### SOURCE EXTRACT
## Begin

Unsurprisingly, as is the state so is the family. The most developed family depicted in the play, Polonius's, merely replicates within itself the pattern of interaction within the court. The cute scenario in the third scene of the play, of a cocky elder brother and an officious father fussing over the danger of a young commoner girl's liaison with royalty, is also an attempt to govern a young girl's mind. Laertes' prognosis of “the chariest maid['s] … prodigal[ity] … If she unmask her beauty to the moon”—otherwise “the shot and danger of desire” (1.3.35-38)—is a notion of Ophelia's sexuality that he is implicitly seeking to validate. Likewise, Polonius's inquisitorial suggestion, a few lines later, of a busy affair between her and Hamlet is a reading of her behavior that Polonius intends to confirm: “What is between you? Give me up the truth” (1.3.98). The teasing maidenly reticence with which Ophelia instinctively sidesteps such testing preserves her sovereignty over her own decipherability and with that, her options of personal freedom. The same struggle to regulate behavior permeates the relationship between father and son, as for instance when Polonius facetiously advises Laertes about the necessity of behaving duplicitously with the world while remaining true (“above all”) to himself (1.3.58-80). Later, he instructs Reynaldo to spy on his son by using “indirections [to] find directions out” (2.1.38-63). Both speeches exemplify a technique of understanding others while withholding understanding from them—a technique, in short, of reading others while remaining unread or misread oneself. It is in this context of the pervasive misreadings of Elsinore that Hamlet's quizzical love poem is inscribed.

## End

### DATA ROWS
## Begin

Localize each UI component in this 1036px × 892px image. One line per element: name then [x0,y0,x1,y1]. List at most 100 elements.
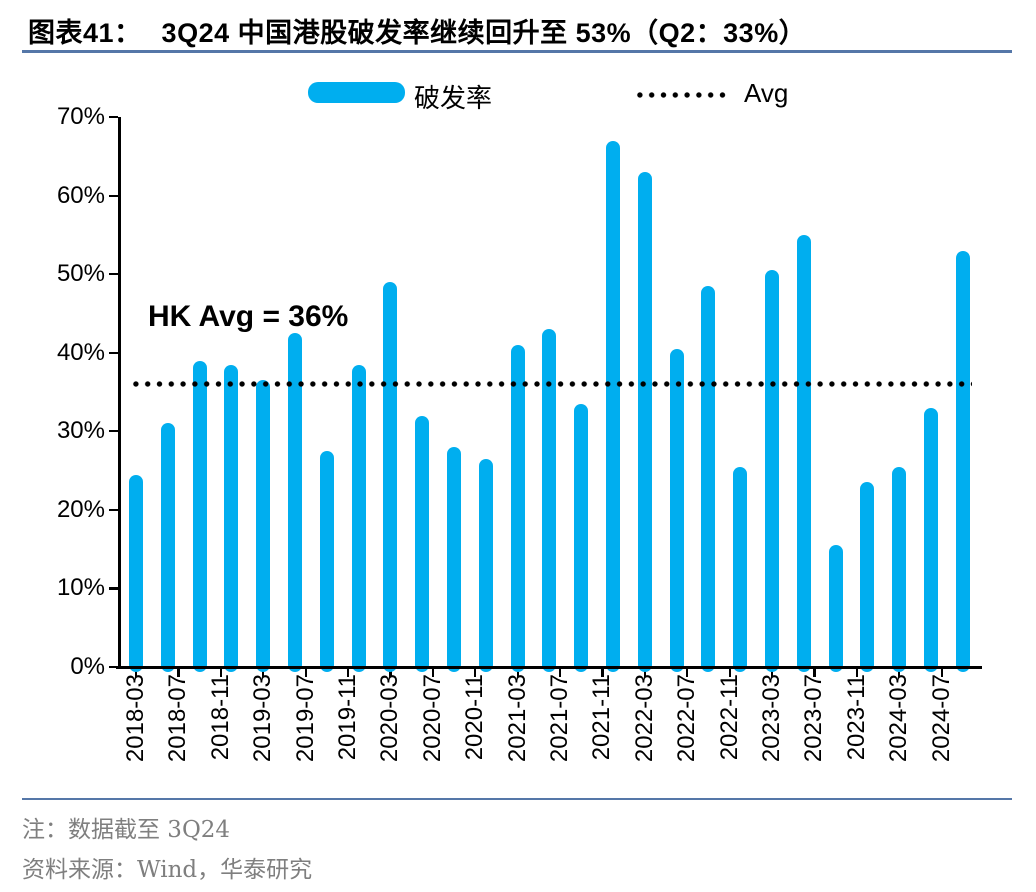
bar [224,364,239,672]
footnote-data-cutoff: 注：数据截至 3Q24 [22,817,231,843]
bar [288,333,302,672]
x-axis-label: 2020-11 [461,674,489,761]
bar [637,172,652,672]
bar [542,329,557,672]
x-axis-label: 2020-03 [376,674,404,763]
y-axis-label: 30% [56,417,105,445]
bar [733,466,748,672]
x-axis-label: 2018-11 [206,674,234,761]
y-axis-label: 10% [56,574,105,602]
y-axis-label: 50% [56,260,105,288]
bar [256,380,271,672]
bar [447,447,461,672]
y-axis-label: 40% [56,338,105,366]
bar [860,482,875,672]
x-axis-tick [728,668,731,677]
bar [478,458,493,672]
x-axis-tick [389,668,392,677]
x-axis-tick [135,668,138,677]
y-axis-tick [109,587,118,590]
x-axis-tick [219,668,222,677]
bar [351,364,366,672]
x-axis-tick [898,668,901,677]
x-axis-label: 2023-07 [800,674,828,763]
bar [415,415,430,672]
y-axis-label: 0% [70,653,105,680]
bar [701,285,716,672]
x-axis-tick [262,668,265,677]
footer-divider [22,798,1012,800]
x-axis-tick [516,668,519,677]
x-axis-tick [431,668,434,677]
x-axis-tick [771,668,774,677]
x-axis-label: 2022-11 [715,674,743,761]
y-axis-tick [109,273,118,276]
x-axis-line [116,666,982,669]
x-axis-label: 2020-07 [418,674,446,763]
legend-avg-label: Avg [744,78,789,108]
y-axis-line [118,117,121,669]
bar [510,344,525,672]
legend-bar-label: 破发率 [414,84,493,114]
x-axis-label: 2019-11 [334,674,361,761]
y-axis-tick [109,194,118,197]
x-axis-tick [813,668,816,677]
y-axis-label: 70% [56,103,105,130]
x-axis-tick [601,668,604,677]
x-axis-label: 2021-07 [546,674,573,763]
bar [955,250,970,672]
x-axis-tick [177,668,180,677]
x-axis-label: 2023-03 [758,674,785,763]
figure-title-text: 3Q24 中国港股破发率继续回升至 53%（Q2：33%） [161,18,807,48]
bar [319,450,334,672]
x-axis-label: 2023-11 [842,674,870,761]
x-axis-label: 2018-03 [122,674,149,763]
footnote-source: 资料来源：Wind，华泰研究 [22,857,313,883]
y-axis-tick [109,351,118,354]
bar [129,474,143,672]
title-divider [22,50,1012,53]
x-axis-label: 2021-11 [588,674,616,761]
bar [892,466,907,672]
avg-dotted-line [130,380,972,389]
figure-number: 图表41： [28,18,142,48]
bar [765,270,779,672]
x-axis-label: 2024-03 [885,674,913,763]
x-axis-label: 2022-07 [673,674,701,763]
bar [796,234,811,672]
x-axis-label: 2018-07 [164,674,192,763]
bar [160,423,175,672]
x-axis-label: 2019-07 [291,674,319,763]
x-axis-label: 2021-03 [503,674,531,763]
avg-annotation: HK Avg = 36% [148,300,349,333]
legend-bar-swatch [308,82,405,103]
x-axis-tick [347,668,350,677]
legend-avg-dotted-swatch [634,91,730,99]
x-axis-tick [304,668,307,677]
plot-area: HK Avg = 36% 0% 10% 20% 30% 40% 50% 60% 70% 2018… [57,103,982,762]
y-axis-label: 20% [56,495,105,523]
figure-title: 图表41： 3Q24 中国港股破发率继续回升至 53%（Q2：33%） [28,11,806,50]
bar [383,282,398,672]
x-axis-label: 2024-07 [927,674,955,763]
bar [669,348,684,672]
y-axis-label: 60% [56,181,105,209]
bar [574,403,589,672]
x-axis-tick [686,668,689,677]
x-axis-tick [855,668,858,677]
y-axis-tick [109,666,118,669]
x-axis-tick [559,668,562,677]
bar [924,407,938,672]
y-axis-tick [109,508,118,512]
x-axis-label: 2019-03 [249,674,277,763]
bar [192,360,207,672]
x-axis-tick [474,668,477,677]
bar [828,545,843,672]
x-axis-tick [643,668,646,677]
x-axis-tick [940,668,943,677]
bar [606,140,620,672]
x-axis-label: 2022-03 [630,674,658,763]
y-axis-tick [109,116,118,119]
y-axis-tick [109,430,118,433]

## End

### WRITTEN EXERCISE 1
List every act-scene-line reference given in parentheses in the passage on Hamlet.
### WRITTEN EXERCISE 2
Please carry the passage on Hamlet forward from its final sentence, writing the next paragraph of the argument.
The entries have no connection to the passage on Hamlet.

### TASK RESPONSE 1
1.3.35-38
1.3.98
1.3.58-80
2.1.38-63

### TASK RESPONSE 2
Given the dense inexplicability of Elsinore, Hamlet's feelings for Ophelia can only be the occasion for his riddling equivocation and paradoxical behavior, with her and with others. His visit to her in her closet, which Ophelia describes in 2.1.73-97 is an act that is simultaneously an affirmation and a denial. He goes to her but does not speak to her. He goes to her in an instinctive gesture of communication but ends up in a silent scrutiny of her face. He stares at her, reads her, without letting her read him, or, making sure that she misreads him and encouraging her misreading of him (as transmitted through Polonius) as mad. The uncertainty of what he reads in her is matched and cloaked by the uncertainty of what Ophelia and Polonius, and we with them, can read in him. Each reading—that he is mad, that he is love-sick, that he is testing her through an “antic disposition”—is instantly challenged by the others and thus ends up as no more than a misreading of him.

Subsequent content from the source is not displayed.